• [PROBLEM]:
Hunt for the word "JSON" across the entries below, copying each line that holds it.

• [DATA EXTRACT]:
··········

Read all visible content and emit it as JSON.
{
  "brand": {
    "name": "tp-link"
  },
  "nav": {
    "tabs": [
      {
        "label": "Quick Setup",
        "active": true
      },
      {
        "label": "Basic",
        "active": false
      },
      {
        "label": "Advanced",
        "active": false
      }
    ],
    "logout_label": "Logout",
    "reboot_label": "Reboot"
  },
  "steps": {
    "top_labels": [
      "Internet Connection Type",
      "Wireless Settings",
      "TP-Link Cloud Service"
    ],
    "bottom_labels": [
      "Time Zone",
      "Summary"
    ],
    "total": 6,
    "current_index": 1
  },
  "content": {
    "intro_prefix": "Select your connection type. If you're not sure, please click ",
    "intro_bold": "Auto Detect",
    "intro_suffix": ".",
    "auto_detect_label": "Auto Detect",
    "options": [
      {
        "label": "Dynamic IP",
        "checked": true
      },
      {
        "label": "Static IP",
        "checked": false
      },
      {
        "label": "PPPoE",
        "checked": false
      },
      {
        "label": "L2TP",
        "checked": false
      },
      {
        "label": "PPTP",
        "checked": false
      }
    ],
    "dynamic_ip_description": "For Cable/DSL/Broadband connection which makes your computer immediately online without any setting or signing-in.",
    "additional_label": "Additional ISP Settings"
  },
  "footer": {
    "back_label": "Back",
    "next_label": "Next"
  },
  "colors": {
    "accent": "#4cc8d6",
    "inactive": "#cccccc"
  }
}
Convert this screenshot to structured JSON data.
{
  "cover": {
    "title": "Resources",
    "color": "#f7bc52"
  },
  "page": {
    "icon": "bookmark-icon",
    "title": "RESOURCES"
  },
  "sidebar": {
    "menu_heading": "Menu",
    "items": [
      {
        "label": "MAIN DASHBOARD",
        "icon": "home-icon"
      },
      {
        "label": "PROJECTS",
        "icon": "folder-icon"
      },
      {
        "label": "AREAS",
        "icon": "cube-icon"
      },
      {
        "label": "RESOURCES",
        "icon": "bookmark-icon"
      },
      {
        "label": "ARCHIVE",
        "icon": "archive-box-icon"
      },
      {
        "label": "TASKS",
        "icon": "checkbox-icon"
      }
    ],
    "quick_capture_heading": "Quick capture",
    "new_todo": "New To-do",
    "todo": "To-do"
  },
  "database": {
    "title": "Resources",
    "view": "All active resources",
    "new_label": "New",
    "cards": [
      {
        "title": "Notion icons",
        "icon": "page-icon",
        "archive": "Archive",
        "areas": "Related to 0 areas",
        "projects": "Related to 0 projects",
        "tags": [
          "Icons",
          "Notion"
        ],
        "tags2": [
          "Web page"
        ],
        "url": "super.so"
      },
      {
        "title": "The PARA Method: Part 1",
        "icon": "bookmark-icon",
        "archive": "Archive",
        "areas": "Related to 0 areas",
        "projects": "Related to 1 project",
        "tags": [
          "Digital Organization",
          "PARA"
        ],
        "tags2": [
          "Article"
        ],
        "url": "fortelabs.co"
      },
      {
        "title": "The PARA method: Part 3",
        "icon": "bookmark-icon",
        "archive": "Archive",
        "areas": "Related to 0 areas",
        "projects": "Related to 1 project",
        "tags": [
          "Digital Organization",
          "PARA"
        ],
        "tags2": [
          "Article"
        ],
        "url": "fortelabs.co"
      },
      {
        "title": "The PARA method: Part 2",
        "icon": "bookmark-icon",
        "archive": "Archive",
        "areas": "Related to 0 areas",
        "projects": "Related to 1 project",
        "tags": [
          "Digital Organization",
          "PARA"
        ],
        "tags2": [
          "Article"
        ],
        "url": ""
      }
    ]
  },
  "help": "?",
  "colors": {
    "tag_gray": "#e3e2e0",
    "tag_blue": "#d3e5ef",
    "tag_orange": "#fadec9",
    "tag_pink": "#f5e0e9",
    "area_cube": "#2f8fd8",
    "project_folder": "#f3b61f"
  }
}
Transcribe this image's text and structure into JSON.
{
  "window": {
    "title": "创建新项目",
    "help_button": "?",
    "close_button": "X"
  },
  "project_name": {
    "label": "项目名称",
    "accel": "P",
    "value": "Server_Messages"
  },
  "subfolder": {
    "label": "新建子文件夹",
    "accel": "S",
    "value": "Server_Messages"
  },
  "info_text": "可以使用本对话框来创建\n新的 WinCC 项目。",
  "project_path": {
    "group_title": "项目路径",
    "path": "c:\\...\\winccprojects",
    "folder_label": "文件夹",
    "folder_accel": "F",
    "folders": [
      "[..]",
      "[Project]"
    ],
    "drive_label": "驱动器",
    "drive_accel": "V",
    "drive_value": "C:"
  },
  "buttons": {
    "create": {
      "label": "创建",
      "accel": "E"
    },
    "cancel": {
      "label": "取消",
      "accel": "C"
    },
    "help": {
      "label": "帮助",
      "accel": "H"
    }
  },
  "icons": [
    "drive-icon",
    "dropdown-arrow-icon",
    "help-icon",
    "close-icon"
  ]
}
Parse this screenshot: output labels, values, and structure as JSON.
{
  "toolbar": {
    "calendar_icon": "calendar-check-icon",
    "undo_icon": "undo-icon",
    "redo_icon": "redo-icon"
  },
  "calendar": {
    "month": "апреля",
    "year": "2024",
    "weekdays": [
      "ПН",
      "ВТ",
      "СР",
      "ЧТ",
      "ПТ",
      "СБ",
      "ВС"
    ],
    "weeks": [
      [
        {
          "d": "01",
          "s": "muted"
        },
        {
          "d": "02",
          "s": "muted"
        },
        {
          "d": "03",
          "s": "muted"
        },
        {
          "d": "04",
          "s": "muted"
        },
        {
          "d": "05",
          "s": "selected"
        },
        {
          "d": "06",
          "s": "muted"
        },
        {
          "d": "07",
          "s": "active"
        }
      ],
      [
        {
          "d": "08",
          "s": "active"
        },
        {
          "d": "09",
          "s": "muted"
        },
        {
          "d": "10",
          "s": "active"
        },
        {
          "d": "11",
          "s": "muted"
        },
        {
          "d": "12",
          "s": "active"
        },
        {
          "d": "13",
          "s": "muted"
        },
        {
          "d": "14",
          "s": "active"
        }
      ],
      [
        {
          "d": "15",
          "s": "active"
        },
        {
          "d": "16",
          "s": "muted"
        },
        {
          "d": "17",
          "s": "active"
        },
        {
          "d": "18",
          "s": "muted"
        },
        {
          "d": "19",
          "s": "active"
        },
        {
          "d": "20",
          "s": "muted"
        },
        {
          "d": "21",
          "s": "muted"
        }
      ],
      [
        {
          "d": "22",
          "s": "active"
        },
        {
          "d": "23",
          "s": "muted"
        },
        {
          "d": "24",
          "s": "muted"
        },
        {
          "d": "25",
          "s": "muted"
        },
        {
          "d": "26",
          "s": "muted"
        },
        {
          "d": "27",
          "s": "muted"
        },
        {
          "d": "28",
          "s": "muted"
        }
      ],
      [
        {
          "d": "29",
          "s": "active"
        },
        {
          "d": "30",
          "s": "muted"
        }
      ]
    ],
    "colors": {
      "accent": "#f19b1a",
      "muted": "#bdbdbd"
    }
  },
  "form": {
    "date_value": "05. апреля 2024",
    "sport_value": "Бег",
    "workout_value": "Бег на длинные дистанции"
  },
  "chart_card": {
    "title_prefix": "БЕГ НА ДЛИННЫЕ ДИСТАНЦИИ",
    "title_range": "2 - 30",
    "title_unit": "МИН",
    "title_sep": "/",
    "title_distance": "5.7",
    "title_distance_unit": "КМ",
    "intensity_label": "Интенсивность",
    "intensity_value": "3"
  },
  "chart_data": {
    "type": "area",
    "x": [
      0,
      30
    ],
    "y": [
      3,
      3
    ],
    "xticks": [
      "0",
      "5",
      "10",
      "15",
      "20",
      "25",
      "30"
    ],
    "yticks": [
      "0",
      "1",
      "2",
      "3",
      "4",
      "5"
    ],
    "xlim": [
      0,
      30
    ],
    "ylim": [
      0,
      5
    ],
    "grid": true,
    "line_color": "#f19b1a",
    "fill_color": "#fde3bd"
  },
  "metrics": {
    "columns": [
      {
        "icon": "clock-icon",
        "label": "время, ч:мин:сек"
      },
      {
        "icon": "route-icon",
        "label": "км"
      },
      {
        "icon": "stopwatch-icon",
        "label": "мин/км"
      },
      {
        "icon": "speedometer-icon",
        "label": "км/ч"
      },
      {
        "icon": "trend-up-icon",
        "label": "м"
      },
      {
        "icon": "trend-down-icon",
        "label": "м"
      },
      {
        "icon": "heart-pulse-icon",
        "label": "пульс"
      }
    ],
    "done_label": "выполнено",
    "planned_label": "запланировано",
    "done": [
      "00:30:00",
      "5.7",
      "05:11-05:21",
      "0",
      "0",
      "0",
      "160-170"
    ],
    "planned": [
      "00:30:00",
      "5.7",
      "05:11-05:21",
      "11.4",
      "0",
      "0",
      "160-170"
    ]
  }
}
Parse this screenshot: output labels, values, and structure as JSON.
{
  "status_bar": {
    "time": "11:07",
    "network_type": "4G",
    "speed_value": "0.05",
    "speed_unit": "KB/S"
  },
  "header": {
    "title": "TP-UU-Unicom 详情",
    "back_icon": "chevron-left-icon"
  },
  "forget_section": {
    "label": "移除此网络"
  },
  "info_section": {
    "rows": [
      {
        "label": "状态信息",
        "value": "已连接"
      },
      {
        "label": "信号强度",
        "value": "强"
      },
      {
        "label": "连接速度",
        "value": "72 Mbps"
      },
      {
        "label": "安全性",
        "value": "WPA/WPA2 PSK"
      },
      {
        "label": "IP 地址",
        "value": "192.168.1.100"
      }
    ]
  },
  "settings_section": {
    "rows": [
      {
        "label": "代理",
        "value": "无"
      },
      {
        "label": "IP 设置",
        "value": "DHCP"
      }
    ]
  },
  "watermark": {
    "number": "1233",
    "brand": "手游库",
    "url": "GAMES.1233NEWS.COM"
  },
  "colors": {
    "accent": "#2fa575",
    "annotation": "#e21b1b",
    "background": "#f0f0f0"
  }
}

··········

• [OUTPUT OF THE EXERCISE]:
Read all visible content and emit it as JSON.
Convert this screenshot to structured JSON data.
Transcribe this image's text and structure into JSON.
Parse this screenshot: output labels, values, and structure as JSON.
Parse this screenshot: output labels, values, and structure as JSON.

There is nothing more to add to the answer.